[Stored data entries]
::::::::

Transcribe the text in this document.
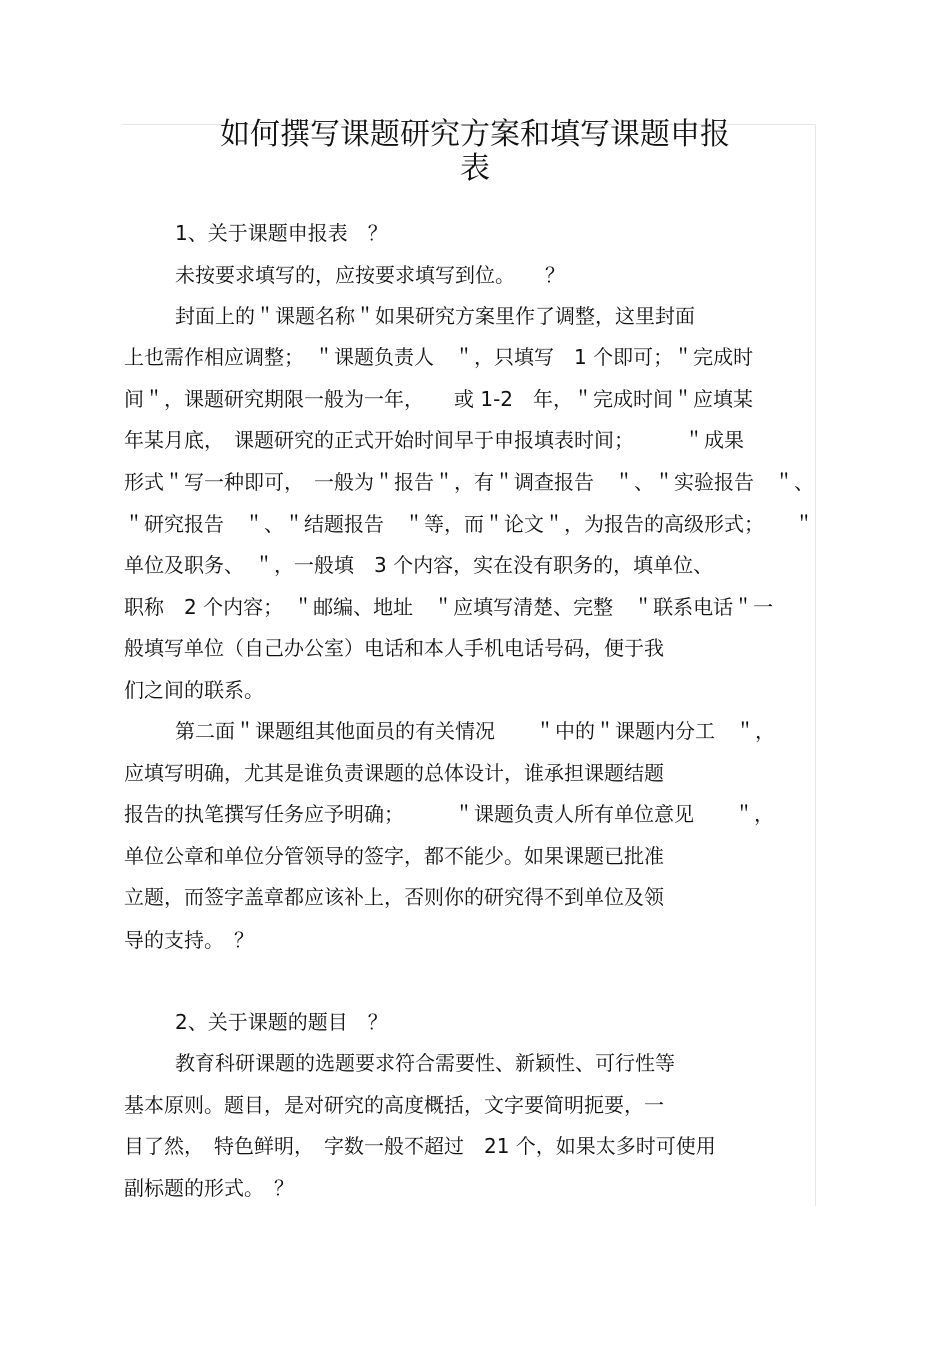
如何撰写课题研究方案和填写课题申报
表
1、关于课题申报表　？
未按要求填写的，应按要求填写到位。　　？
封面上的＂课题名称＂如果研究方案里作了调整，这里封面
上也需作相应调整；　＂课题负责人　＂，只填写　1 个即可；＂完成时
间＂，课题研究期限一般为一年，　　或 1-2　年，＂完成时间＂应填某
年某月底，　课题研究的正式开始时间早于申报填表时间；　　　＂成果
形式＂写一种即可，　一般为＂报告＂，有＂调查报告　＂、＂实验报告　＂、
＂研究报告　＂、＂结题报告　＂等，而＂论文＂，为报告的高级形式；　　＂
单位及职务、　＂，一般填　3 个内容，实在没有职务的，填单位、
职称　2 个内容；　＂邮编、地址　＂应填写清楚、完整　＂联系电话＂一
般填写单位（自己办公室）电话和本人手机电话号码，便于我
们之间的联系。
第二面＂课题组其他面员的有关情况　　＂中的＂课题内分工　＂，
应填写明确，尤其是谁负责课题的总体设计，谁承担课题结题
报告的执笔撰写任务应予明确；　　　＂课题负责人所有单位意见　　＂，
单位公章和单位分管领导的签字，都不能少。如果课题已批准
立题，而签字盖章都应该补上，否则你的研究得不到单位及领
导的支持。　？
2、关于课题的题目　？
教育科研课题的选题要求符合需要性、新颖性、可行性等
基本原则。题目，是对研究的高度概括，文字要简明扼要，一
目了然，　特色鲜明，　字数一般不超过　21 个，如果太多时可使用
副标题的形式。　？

::::::::

* [STATED TASK]: Transcribe all the records above word for word, without their images.

* [RESPONSE]:
Transcribe the text in this document.
如何撰写课题研究方案和填写课题申报
表
1、关于课题申报表　？
未按要求填写的，应按要求填写到位。　　？
封面上的＂课题名称＂如果研究方案里作了调整，这里封面
上也需作相应调整；　＂课题负责人　＂，只填写　1 个即可；＂完成时
间＂，课题研究期限一般为一年，　　或 1-2　年，＂完成时间＂应填某
年某月底，　课题研究的正式开始时间早于申报填表时间；　　　＂成果
形式＂写一种即可，　一般为＂报告＂，有＂调查报告　＂、＂实验报告　＂、
＂研究报告　＂、＂结题报告　＂等，而＂论文＂，为报告的高级形式；　　＂
单位及职务、　＂，一般填　3 个内容，实在没有职务的，填单位、
职称　2 个内容；　＂邮编、地址　＂应填写清楚、完整　＂联系电话＂一
般填写单位（自己办公室）电话和本人手机电话号码，便于我
们之间的联系。
第二面＂课题组其他面员的有关情况　　＂中的＂课题内分工　＂，
应填写明确，尤其是谁负责课题的总体设计，谁承担课题结题
报告的执笔撰写任务应予明确；　　　＂课题负责人所有单位意见　　＂，
单位公章和单位分管领导的签字，都不能少。如果课题已批准
立题，而签字盖章都应该补上，否则你的研究得不到单位及领
导的支持。　？
2、关于课题的题目　？
教育科研课题的选题要求符合需要性、新颖性、可行性等
基本原则。题目，是对研究的高度概括，文字要简明扼要，一
目了然，　特色鲜明，　字数一般不超过　21 个，如果太多时可使用
副标题的形式。　？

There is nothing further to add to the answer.